→ Extract provided:
==================================================

# Buyers TGS03 Salt Spreader



## John143 (Nov 2, 2011)

Hi guys! Im in need of another tail gate spreader. I found what I think is a good deal on this new salt dogg TGS03. Right around 1200.00 bucks plus shipping. However, I didnt see any for sale on ebay or too many other places online. I found one here. http://www.centralparts.com/equipment/salt-spreaders/mini-tailgate-salt-spreaders/buyers-mini-tailgate-spreaders/buyers-tgs03-salt-sand-spreader/24567/

Anyone have one of these?? When I called this place for a shipping quote the guy told me these are a new modle this year. Seems they might of fixed the overflow salt problem in there other units. Anyone got the goods on this so called "new unit"? Or has this one been out for years and im just a slow learner?


----------



## McG_Landscaping (Feb 2, 2011)

John143;1352800 said:


> Hi guys! Im in need of another tail gate spreader. I found what I think is a good deal on this new salt dogg TGS03. Right around 1200.00 bucks plus shipping. However, I didnt see any for sale on ebay or too many other places online. I found one here. http://www.centralparts.com/equipment/salt-spreaders/mini-tailgate-salt-spreaders/buyers-mini-tailgate-spreaders/buyers-tgs03-salt-sand-spreader/24567/
> 
> Anyone have one of these?? When I called this place for a shipping quote the guy told me these are a new modle this year. Seems they might of fixed the overflow salt problem in there other units. Anyone got the goods on this so called "new unit"? Or has this one been out for years and im just a slow learner?


That looks to be a salt dogg tgs07 not an 03? maybe why you cant find any info on them? just my $0.02


----------



## magnatrac (Dec 22, 2006)

It's a smaller tgs07 from what I can tell. I just saw it on a site the other day when I was ordering parts. I think it's 8 cubic ft. vs. 11 and the vibrator is optional. Like I said I just saw it other day and thought the price was great thinking it was a tgs07. They showed the same exact pics for both but the size and vibrator option were the differences I noticed.

Good luck ,shaun


----------



## John143 (Nov 2, 2011)

magnatrac;1353450 said:


> It's a smaller tgs07 from what I can tell. I just saw it on a site the other day when I was ordering parts. I think it's 8 cubic ft. vs. 11 and the vibrator is optional. Like I said I just saw it other day and thought the price was great thinking it was a tgs07. They showed the same exact pics for both but the size and vibrator option were the differences I noticed.
> 
> Good luck ,shaun


So inotherwords it's a smaller O7 without the vibrator. Explains the price then. So at the end of the day it's not a good deal after all. Thanks guys! Last thing I want to do is buy a new sperader and have to buy a vibrator on top of it!!


----------

==================================================

→ Data records:
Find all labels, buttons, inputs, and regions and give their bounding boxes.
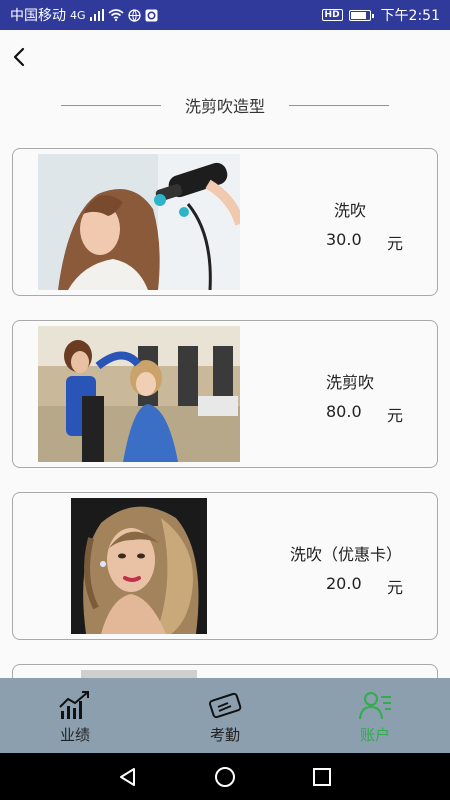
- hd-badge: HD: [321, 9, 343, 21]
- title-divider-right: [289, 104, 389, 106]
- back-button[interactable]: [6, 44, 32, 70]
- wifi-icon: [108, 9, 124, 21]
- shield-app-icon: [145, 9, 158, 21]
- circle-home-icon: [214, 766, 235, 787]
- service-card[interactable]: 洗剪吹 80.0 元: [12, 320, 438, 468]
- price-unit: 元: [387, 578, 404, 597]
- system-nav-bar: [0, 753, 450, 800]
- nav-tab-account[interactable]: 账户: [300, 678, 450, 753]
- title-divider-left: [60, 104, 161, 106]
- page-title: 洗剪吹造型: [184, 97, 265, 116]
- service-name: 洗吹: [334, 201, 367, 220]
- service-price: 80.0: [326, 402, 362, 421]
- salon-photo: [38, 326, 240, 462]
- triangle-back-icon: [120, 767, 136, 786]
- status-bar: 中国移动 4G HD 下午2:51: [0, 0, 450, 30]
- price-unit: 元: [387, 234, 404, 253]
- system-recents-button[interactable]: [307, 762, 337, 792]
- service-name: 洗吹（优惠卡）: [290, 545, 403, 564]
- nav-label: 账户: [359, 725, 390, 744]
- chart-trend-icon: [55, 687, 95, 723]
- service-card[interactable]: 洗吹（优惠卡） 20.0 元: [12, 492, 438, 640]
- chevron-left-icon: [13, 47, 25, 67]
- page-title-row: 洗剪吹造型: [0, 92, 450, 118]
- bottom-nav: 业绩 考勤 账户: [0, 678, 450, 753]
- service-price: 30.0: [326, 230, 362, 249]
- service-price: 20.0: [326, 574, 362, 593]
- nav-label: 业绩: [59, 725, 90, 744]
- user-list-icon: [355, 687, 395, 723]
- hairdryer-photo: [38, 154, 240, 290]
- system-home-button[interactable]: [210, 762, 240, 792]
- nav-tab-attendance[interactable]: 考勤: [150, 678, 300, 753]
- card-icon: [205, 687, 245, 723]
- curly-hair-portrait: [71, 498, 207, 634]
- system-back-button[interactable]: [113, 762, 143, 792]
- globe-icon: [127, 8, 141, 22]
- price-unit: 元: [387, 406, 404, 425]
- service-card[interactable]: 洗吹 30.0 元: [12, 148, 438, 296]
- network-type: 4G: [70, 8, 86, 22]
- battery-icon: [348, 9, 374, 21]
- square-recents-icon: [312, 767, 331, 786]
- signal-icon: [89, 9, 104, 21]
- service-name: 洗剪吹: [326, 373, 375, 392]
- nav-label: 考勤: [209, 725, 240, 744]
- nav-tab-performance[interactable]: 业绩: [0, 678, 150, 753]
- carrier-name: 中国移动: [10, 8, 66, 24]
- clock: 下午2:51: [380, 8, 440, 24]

==================================================

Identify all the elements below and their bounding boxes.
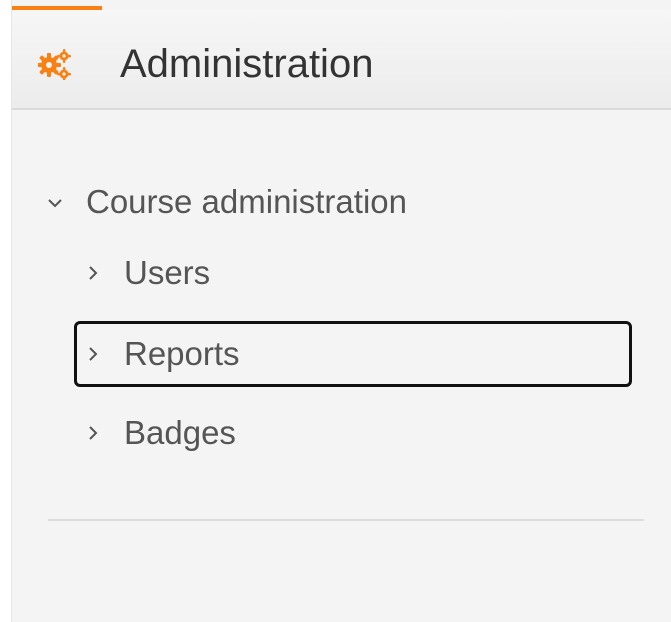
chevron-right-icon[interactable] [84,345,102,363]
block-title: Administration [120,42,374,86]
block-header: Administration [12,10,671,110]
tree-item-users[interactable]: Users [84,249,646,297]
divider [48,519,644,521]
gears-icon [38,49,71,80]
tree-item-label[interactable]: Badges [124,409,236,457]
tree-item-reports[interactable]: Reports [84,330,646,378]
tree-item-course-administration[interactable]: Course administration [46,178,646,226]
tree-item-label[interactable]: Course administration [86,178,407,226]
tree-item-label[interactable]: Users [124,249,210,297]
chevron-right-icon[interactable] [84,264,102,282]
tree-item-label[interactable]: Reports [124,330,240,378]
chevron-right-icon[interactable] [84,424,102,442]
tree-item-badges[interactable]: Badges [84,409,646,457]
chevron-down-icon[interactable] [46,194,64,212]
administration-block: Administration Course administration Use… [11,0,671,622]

==================================================

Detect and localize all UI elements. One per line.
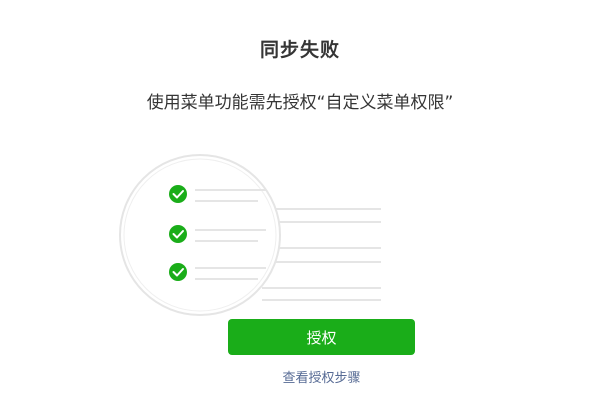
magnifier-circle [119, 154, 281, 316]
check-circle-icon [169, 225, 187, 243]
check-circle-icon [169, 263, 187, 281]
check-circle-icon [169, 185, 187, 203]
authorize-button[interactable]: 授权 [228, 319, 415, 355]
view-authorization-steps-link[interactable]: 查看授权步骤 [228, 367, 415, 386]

==================================================

→ Work instructions:
A. Decide whether each statement agrees with the forum thread on the TGS03 spreader. Answer yes or no for each, and quote the words of the thread that decide it: (i) John143 found the spreader for around 1200 dollars plus shipping; (ii) magnatrac believes the smaller unit holds 11 cubic feet; (iii) McG_Landscaping thought the pictured unit looked like a tgs07.
B. Reproduce the rows from the row with "Identify all the" to the row with "tree-item-badges[interactable]: Badges [84,409,646,457]", including both of those rows. Leave out the picture.
The forum thread and the rows have no connection to each other.

→ Responses in order:
A.
(i) Yes: "Right around 1200.00 bucks plus shipping."
(ii) No: "I think it's 8 cubic ft. vs. 11 and the vibrator is optional."
(iii) Yes: "That looks to be a salt dogg tgs07 not an 03?"

B.
Identify all the elements below and their bounding boxes.
chevron-right-icon[interactable] [84,345,102,363]
block-title: Administration [120,42,374,86]
block-header: Administration [12,10,671,110]
tree-item-users[interactable]: Users [84,249,646,297]
divider [48,519,644,521]
gears-icon [38,49,71,80]
tree-item-label[interactable]: Badges [124,409,236,457]
tree-item-reports[interactable]: Reports [84,330,646,378]
tree-item-course-administration[interactable]: Course administration [46,178,646,226]
tree-item-label[interactable]: Course administration [86,178,407,226]
tree-item-label[interactable]: Users [124,249,210,297]
chevron-right-icon[interactable] [84,264,102,282]
tree-item-label[interactable]: Reports [124,330,240,378]
chevron-right-icon[interactable] [84,424,102,442]
tree-item-badges[interactable]: Badges [84,409,646,457]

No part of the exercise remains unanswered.